La herencia sefardí de la familia era tan fuerte que, en 1992, en el 500 aniversario de la expulsión, Alberto los llevó a todos, incluidos sus hijos y nietos, a Sevilla, para renovar sus lazos con España.
En 2015, nueve años después de la muerte de Alberto, España promulgó una ley que ofrecía la ciudadanía a los judíos sefardíes que pudieron demostrar su vínculo con aquéllos que fueron expulsados en 1492. Mi esposa Kiku, su hermano Richard y nuestros dos hijos Adam y Aaron la han solicitado. No es un proceso fácil. Si todo va bien, se convertirán en ciudadanos españoles. Al hacerlo, se hacen participes del proyecto español de memoria y reconciliación.
La Fundación Princesa de Asturias ha sido un importante colaborador en este proyecto. En 1990, otorgó el premio Príncipe de Asturias de la Concordia a las Comunidades Sefardíes dispersas por todo el mundo. Esta historia y mis lazos personales hacen que este premio sea tanto más significativo para mí.
También me trae a la memoria otra conexión con España, pues fue aquí donde comencé mi trayectoria como filósofo político. En 1975, comencé a cursar estudios de posgrado en Oxford, en el Reino Unido. Durante el primer descanso de invierno, en diciembre, un amigo y yo viajamos al sur de España para unas vacaciones dedicadas a leer y escribir.
Fue poco después de la muerte de Franco, cuando el Rey Juan Carlos estaba preparando la transición de España a la democracia. Alquilamos una casa pequeña en un pueblo de la Costa del Sol.
En ese momento, estaba tratando de decidir si dedicarme a la economía o a la filosofía. Había empezado un trabajo sobre la economía del bienestar. Mi amigo, un economista matemático, iba a colaborar conmigo en los aspectos más técnicos del documento.

____

Ejercicio breve A:
Según el fragmento sobre la herencia sefardí:
(i) ¿A qué ciudad llevó Alberto a toda la familia en 1992?
(ii) ¿Qué premio otorgó en 1990 la Fundación Princesa de Asturias y a quiénes?
(iii) ¿En qué lugar empiezan los estudios de posgrado mencionados para 1975?
Ejercicio breve B:
¿Puedes continuar el fragmento sobre la herencia sefardí a partir de su última oración?

Líneas proporcionadas:

____

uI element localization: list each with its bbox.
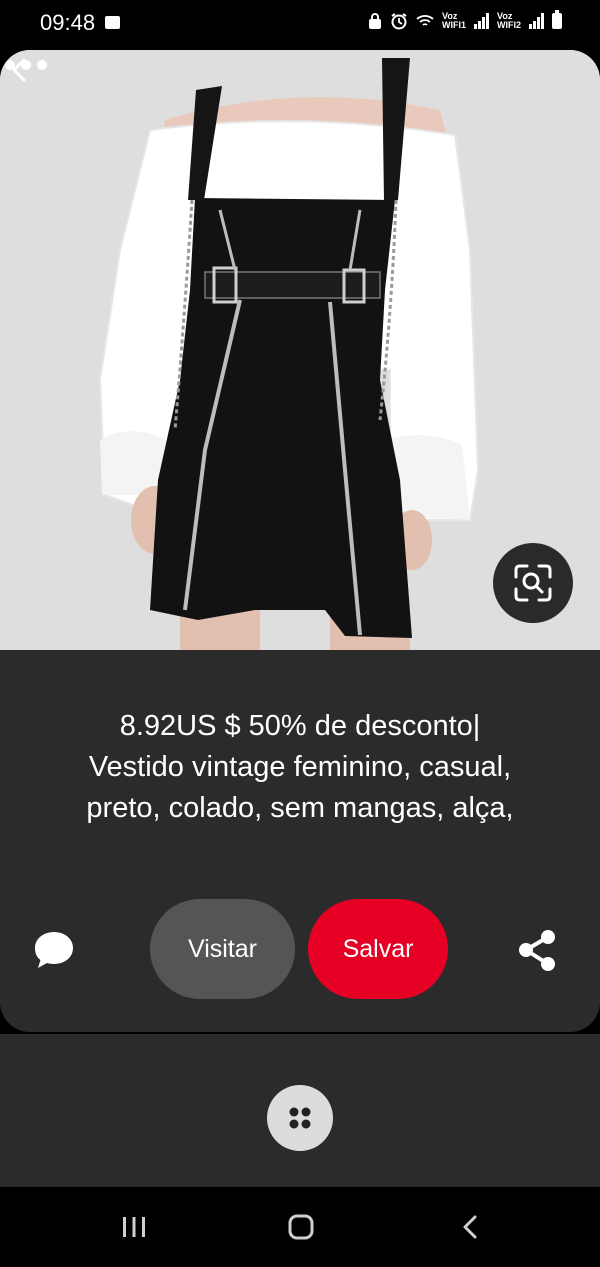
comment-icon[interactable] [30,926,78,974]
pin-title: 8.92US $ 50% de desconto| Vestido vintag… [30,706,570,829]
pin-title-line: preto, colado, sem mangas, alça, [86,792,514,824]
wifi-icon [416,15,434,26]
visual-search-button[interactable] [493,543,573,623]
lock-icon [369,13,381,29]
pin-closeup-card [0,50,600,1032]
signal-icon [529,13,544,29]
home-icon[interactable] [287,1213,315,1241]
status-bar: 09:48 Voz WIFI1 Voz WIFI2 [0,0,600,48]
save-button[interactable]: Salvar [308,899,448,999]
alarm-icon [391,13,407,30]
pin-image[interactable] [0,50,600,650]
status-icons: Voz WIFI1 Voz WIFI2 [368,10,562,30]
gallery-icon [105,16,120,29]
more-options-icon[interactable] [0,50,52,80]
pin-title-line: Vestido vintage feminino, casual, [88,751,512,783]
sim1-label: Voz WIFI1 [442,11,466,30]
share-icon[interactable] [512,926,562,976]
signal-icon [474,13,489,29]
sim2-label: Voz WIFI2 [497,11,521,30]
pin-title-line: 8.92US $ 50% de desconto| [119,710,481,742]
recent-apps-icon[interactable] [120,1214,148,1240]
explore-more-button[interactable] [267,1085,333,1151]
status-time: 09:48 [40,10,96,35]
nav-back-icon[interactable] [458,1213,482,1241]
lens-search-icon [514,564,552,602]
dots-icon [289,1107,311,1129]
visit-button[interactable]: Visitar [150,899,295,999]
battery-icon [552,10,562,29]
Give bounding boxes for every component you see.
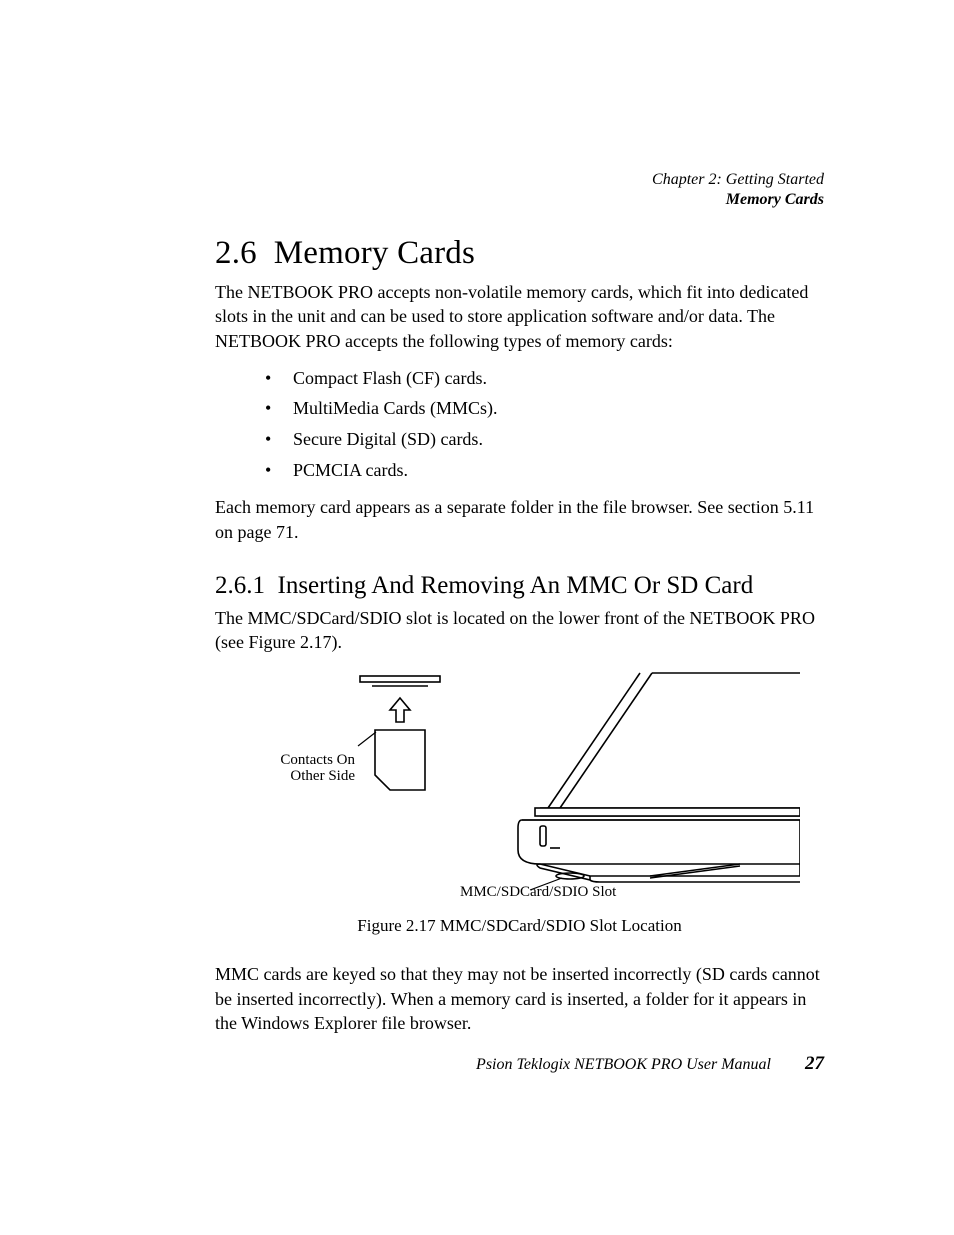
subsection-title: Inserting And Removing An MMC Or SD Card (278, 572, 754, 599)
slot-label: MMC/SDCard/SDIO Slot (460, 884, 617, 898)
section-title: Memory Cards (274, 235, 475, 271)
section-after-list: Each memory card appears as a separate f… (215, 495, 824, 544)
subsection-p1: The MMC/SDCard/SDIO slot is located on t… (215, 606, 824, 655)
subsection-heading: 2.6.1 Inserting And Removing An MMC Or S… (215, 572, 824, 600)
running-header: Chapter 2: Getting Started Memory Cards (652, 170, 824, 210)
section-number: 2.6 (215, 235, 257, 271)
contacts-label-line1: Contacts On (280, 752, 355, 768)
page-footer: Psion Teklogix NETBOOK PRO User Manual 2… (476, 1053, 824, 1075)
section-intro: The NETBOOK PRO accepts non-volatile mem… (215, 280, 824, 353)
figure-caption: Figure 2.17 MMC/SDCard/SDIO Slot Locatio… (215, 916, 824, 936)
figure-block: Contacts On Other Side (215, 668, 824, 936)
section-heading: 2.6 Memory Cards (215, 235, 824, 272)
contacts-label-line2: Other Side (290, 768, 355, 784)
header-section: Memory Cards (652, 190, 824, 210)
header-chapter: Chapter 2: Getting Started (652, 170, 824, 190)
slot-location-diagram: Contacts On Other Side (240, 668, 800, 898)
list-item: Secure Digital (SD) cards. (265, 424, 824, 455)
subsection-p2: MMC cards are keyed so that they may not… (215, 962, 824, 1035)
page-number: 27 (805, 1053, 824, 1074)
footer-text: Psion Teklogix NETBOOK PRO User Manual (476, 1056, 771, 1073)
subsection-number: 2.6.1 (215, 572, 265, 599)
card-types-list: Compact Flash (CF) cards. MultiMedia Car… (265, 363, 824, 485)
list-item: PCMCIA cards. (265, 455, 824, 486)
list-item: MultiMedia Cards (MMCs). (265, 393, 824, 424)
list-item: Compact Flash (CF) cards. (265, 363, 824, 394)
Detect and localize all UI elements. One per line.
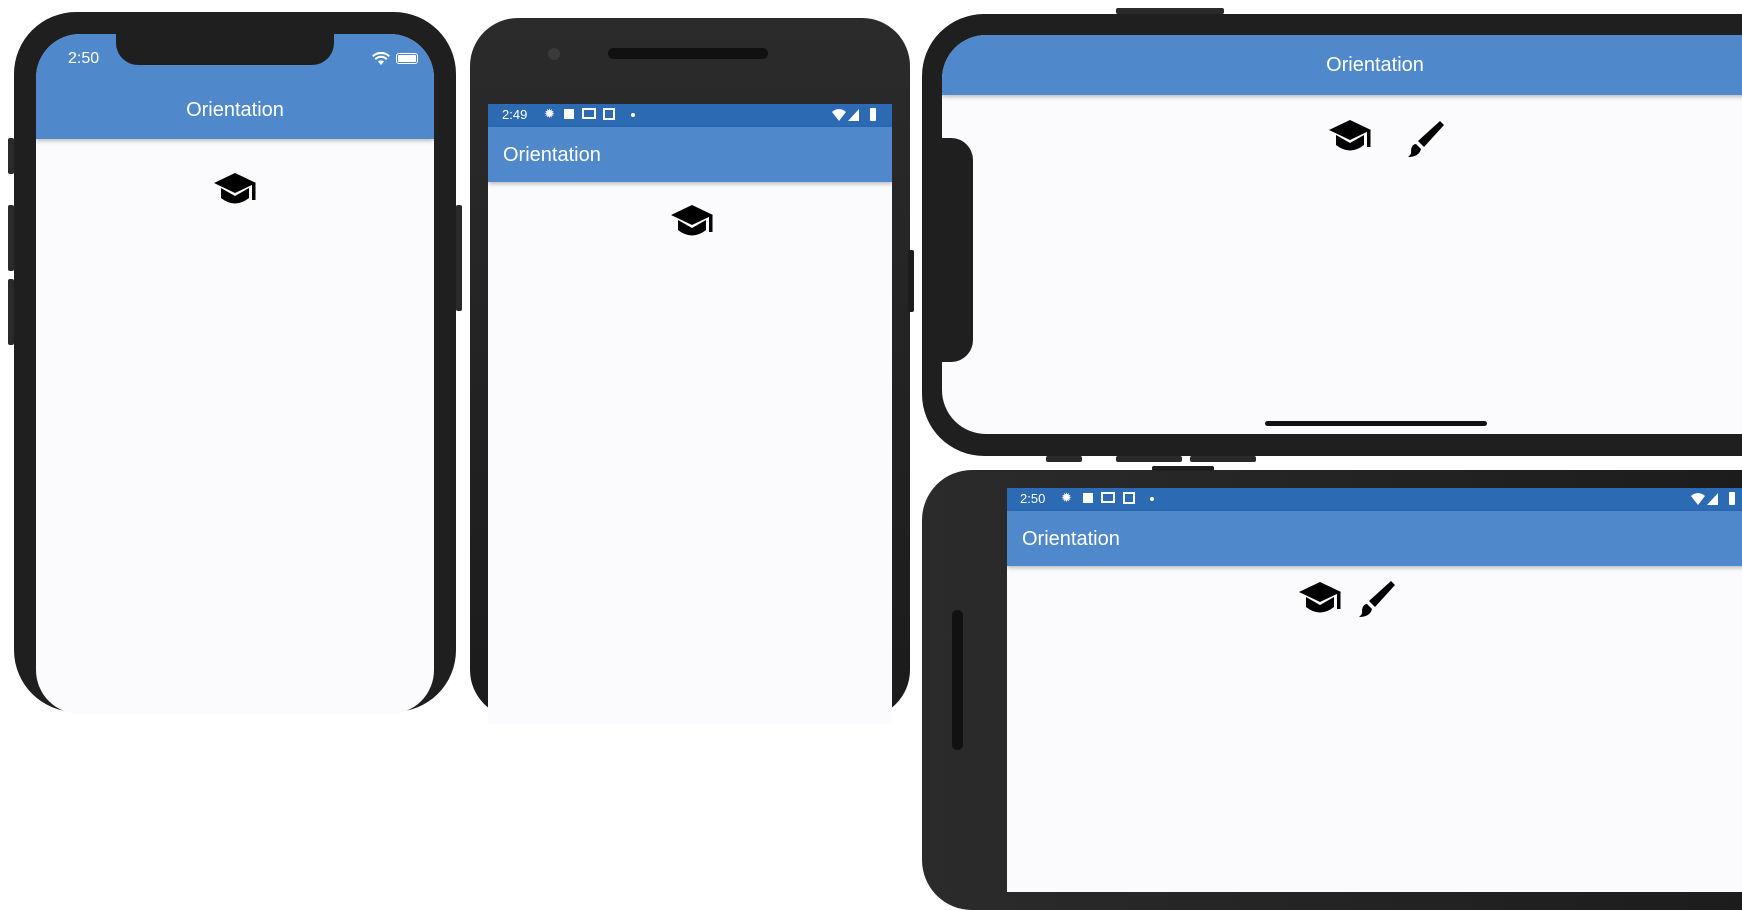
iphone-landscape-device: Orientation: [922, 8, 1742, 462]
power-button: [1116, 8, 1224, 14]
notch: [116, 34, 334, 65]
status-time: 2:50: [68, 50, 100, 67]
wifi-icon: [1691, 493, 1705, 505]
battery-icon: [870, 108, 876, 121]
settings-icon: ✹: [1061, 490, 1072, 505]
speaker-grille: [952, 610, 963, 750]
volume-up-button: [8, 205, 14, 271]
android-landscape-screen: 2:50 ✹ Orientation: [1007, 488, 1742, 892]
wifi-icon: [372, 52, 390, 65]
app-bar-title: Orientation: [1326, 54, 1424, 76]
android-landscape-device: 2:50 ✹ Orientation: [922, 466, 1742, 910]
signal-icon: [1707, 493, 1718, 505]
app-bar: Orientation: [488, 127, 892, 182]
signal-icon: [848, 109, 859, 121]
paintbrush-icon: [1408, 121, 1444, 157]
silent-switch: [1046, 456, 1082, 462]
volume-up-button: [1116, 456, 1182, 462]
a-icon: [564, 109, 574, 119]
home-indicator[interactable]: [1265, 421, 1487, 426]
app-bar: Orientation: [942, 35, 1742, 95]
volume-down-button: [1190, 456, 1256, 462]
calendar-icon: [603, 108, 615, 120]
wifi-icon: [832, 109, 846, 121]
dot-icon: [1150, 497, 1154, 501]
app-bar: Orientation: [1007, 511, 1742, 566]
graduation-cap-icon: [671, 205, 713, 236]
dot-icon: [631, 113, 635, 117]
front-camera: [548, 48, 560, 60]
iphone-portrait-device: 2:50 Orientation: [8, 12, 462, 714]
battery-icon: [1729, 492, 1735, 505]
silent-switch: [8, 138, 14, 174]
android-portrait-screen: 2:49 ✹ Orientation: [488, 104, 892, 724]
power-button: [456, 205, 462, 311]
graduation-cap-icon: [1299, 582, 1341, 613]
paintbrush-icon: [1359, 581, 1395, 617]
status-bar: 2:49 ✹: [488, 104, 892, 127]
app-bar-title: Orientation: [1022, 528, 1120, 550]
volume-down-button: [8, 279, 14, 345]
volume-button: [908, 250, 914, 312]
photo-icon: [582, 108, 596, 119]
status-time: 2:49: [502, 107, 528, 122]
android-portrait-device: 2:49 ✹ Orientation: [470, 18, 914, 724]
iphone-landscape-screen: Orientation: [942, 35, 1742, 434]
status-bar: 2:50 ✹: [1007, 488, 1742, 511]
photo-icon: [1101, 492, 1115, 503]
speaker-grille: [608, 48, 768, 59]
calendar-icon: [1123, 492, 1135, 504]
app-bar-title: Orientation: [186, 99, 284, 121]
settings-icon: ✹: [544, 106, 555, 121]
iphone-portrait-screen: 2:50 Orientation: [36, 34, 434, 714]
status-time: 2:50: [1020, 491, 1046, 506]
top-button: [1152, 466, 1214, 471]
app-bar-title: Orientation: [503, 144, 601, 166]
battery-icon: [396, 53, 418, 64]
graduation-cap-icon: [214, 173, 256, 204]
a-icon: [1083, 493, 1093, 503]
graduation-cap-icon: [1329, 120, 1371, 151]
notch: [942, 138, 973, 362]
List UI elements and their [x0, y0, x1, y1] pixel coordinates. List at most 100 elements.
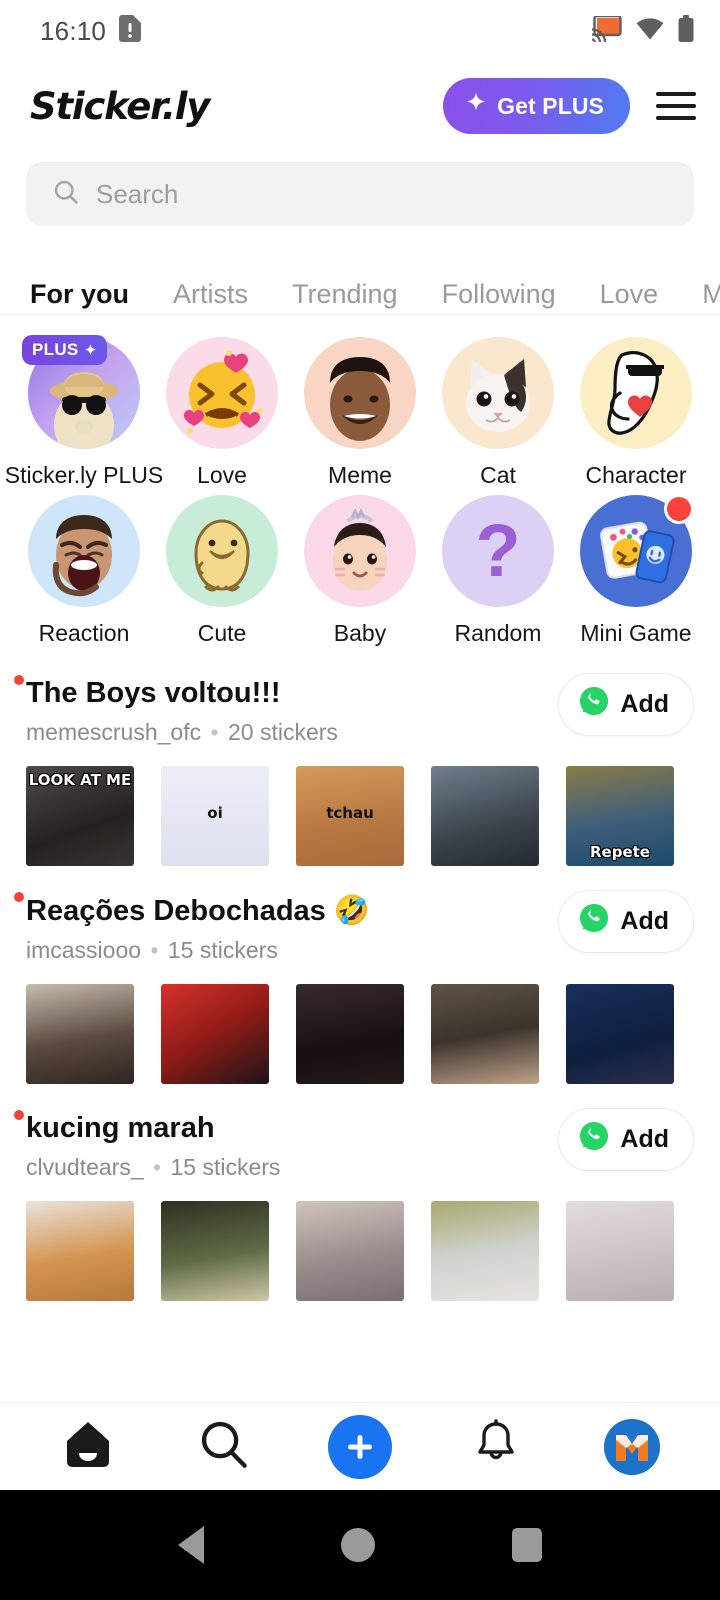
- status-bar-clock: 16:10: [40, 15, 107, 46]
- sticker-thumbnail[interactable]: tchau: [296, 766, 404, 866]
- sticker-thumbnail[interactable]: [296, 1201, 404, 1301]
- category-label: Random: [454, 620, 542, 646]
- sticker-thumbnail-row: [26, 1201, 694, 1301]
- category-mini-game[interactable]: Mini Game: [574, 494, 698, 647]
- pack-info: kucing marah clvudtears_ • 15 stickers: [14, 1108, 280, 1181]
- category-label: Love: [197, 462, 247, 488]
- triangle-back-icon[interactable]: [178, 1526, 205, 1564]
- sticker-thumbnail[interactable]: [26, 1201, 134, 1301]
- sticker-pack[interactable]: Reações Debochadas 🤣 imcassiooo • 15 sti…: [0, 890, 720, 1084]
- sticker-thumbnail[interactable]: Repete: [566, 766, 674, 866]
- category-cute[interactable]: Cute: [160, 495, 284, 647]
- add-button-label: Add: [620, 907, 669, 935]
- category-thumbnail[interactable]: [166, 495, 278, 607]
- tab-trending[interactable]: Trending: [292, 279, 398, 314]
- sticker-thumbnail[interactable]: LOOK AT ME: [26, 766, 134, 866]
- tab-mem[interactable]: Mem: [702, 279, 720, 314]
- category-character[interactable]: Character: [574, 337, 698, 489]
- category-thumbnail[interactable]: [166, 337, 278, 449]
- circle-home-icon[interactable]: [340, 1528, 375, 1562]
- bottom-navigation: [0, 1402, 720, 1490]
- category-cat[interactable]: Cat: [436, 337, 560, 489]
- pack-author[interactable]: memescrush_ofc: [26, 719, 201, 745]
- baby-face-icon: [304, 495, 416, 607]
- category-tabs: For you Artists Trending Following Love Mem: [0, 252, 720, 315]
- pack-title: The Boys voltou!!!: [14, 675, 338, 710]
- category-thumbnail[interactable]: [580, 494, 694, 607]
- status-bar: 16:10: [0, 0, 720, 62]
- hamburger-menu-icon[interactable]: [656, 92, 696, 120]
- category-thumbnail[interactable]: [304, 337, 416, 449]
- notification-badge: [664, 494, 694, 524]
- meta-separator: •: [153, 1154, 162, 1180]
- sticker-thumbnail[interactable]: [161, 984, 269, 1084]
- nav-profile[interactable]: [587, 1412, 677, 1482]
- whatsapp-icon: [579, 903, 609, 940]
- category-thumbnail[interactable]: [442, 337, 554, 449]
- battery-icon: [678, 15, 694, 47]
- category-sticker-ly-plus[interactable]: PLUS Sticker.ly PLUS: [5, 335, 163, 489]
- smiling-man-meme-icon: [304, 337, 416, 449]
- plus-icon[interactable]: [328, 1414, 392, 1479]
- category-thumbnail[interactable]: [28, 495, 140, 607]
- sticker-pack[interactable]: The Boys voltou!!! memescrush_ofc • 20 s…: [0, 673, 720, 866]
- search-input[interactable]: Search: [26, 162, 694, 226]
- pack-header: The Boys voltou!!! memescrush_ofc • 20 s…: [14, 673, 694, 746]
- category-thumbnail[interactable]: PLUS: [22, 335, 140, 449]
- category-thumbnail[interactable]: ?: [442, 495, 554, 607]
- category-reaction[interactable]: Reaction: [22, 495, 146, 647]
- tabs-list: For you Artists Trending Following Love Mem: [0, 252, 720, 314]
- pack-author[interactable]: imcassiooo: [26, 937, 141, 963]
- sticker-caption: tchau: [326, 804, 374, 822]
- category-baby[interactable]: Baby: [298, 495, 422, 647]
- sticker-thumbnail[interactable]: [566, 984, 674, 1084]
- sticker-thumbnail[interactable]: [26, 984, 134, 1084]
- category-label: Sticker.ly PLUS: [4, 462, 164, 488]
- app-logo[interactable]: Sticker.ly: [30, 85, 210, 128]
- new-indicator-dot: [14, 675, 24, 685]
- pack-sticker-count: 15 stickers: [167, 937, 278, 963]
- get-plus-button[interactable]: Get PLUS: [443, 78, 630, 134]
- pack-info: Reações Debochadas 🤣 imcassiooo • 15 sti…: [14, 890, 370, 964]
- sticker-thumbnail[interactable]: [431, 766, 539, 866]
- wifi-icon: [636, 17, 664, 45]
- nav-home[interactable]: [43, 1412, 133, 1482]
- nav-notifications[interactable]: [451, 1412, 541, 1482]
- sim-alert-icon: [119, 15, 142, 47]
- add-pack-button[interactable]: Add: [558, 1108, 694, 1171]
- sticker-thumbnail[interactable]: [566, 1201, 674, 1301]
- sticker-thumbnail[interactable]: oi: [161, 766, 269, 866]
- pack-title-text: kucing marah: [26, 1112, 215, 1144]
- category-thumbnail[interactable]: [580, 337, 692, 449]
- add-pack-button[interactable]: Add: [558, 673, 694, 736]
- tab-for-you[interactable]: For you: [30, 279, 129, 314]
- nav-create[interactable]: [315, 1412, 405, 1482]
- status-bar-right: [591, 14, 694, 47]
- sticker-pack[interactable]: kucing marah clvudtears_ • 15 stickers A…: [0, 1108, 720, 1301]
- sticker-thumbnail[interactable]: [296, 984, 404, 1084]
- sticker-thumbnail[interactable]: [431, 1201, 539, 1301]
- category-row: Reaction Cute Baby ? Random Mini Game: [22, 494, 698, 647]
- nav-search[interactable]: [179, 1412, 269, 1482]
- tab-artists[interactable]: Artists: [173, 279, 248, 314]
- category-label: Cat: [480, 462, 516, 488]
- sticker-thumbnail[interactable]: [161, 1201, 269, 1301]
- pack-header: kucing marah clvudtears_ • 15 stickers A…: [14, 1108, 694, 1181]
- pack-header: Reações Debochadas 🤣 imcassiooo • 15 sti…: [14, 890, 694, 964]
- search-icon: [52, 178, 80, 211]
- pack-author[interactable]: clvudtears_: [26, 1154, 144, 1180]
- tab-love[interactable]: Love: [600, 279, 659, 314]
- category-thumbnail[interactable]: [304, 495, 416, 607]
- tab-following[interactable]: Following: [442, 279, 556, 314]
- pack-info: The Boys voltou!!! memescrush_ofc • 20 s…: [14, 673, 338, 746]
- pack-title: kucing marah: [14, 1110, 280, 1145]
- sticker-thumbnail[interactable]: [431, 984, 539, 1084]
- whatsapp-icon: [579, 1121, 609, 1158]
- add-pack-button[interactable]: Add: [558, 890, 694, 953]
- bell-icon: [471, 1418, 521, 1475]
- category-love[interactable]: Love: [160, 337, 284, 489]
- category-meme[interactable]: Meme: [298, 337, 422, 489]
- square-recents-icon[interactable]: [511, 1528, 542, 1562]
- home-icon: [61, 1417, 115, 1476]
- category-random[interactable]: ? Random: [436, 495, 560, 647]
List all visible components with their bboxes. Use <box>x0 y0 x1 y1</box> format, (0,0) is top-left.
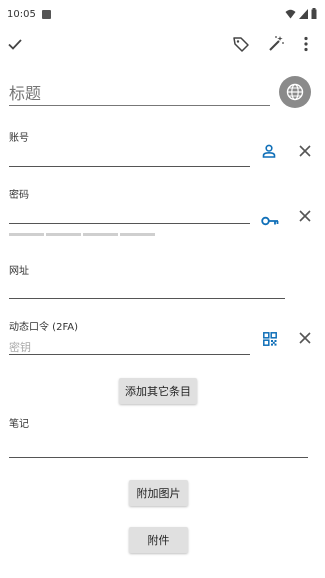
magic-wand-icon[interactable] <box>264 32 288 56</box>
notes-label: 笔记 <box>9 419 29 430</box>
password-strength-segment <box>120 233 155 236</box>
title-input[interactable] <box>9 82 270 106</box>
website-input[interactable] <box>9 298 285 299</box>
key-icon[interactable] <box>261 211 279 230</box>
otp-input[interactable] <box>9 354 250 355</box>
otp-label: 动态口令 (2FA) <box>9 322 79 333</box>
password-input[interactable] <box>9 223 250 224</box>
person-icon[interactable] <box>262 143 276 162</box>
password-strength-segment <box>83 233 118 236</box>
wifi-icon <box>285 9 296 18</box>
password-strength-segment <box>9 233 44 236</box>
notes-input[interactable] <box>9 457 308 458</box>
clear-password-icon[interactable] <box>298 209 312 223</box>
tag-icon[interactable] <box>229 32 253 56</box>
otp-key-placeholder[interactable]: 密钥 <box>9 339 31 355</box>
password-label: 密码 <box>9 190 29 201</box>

____

Respuesta final A:
(i) A Sevilla.
(ii) El premio Príncipe de Asturias de la Concordia, a las Comunidades Sefardíes dispersas por todo el mundo.
(iii) En Oxford, en el Reino Unido.

Respuesta final B:
Pero mi amigo tenía unos horarios bastante insólitos, quedándose despierto hasta las cinco de la madrugada y durmiendo hasta la tarde. Dormía hasta tan tarde que a menudo teníamos que correr para llegar al único restaurante del pueblo antes de que dejara de servir el almuerzo.
Debido a este horario, nos dedicamos al trabajo de economía por las noches. Eso me dejó tiempo libre, por las mañanas, para leer filosofía. Durante mis semanas en la Costa del Sol, leí cuatro libros: «Teoría de la justicia» de John Rawls; «Anarquía, Estado y utopía» de Robert Nozick; «Crítica de la razón pura» de Immanuel Kant; y «La condición humana» de Hannah Arendt.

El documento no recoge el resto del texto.